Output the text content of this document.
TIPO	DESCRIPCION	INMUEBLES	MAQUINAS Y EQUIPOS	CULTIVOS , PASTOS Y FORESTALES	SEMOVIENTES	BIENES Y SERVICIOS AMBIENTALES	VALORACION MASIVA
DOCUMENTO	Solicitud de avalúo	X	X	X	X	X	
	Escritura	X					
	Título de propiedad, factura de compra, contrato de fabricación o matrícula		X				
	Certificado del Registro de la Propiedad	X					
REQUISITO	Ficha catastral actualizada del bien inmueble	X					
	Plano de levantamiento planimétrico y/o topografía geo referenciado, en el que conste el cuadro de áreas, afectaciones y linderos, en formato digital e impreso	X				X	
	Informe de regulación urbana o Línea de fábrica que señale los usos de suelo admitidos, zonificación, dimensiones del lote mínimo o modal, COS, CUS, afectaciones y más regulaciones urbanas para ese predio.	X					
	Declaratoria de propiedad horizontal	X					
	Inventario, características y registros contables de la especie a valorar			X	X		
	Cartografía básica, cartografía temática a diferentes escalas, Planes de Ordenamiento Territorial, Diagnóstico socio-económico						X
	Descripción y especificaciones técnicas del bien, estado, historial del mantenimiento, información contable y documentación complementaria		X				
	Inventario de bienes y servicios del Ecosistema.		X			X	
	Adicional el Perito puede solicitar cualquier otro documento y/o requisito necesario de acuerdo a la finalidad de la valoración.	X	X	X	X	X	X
----
WHAT YOU NEED TO DO |
Repeat every record, exactly as written.

RESULT FOR THIS TASK |
Output the text content of this document.
TIPO	DESCRIPCION	INMUEBLES	MAQUINAS Y EQUIPOS	CULTIVOS , PASTOS Y FORESTALES	SEMOVIENTES	BIENES Y SERVICIOS AMBIENTALES	VALORACION MASIVA
DOCUMENTO	Solicitud de avalúo	X	X	X	X	X	
	Escritura	X					
	Título de propiedad, factura de compra, contrato de fabricación o matrícula		X				
	Certificado del Registro de la Propiedad	X					
REQUISITO	Ficha catastral actualizada del bien inmueble	X					
	Plano de levantamiento planimétrico y/o topografía geo referenciado, en el que conste el cuadro de áreas, afectaciones y linderos, en formato digital e impreso	X				X	
	Informe de regulación urbana o Línea de fábrica que señale los usos de suelo admitidos, zonificación, dimensiones del lote mínimo o modal, COS, CUS, afectaciones y más regulaciones urbanas para ese predio.	X					
	Declaratoria de propiedad horizontal	X					
	Inventario, características y registros contables de la especie a valorar			X	X		
	Cartografía básica, cartografía temática a diferentes escalas, Planes de Ordenamiento Territorial, Diagnóstico socio-económico						X
	Descripción y especificaciones técnicas del bien, estado, historial del mantenimiento, información contable y documentación complementaria		X				
	Inventario de bienes y servicios del Ecosistema.		X			X	
	Adicional el Perito puede solicitar cualquier otro documento y/o requisito necesario de acuerdo a la finalidad de la valoración.	X	X	X	X	X	X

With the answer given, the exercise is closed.